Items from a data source
»»

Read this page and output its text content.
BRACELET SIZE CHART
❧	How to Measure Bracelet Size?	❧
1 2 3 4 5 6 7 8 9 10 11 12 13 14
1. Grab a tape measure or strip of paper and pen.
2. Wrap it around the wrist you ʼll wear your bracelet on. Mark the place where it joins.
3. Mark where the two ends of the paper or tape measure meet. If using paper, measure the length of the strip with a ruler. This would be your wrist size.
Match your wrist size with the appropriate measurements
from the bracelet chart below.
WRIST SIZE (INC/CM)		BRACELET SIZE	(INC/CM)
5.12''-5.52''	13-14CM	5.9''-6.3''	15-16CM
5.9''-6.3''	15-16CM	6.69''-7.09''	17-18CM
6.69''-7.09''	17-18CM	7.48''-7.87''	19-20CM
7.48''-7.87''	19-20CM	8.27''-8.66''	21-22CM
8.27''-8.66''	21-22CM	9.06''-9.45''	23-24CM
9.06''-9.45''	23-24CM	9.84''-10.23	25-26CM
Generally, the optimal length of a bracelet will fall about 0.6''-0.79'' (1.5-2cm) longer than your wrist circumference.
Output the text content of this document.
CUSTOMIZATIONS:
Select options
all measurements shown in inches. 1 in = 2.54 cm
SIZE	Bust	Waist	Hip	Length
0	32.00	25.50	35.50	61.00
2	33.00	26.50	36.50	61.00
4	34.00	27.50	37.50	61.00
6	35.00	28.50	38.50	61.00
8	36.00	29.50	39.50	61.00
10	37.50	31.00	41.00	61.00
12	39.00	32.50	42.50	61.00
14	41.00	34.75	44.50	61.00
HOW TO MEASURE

««

> _Given exercise_
Starting at the line that contains "Output the text content of this document.", retype each line through the end of the listing above and nothing else.

> _Solution for this task_
Output the text content of this document.
CUSTOMIZATIONS:
Select options
all measurements shown in inches. 1 in = 2.54 cm
SIZE	Bust	Waist	Hip	Length
0	32.00	25.50	35.50	61.00
2	33.00	26.50	36.50	61.00
4	34.00	27.50	37.50	61.00
6	35.00	28.50	38.50	61.00
8	36.00	29.50	39.50	61.00
10	37.50	31.00	41.00	61.00
12	39.00	32.50	42.50	61.00
14	41.00	34.75	44.50	61.00
HOW TO MEASURE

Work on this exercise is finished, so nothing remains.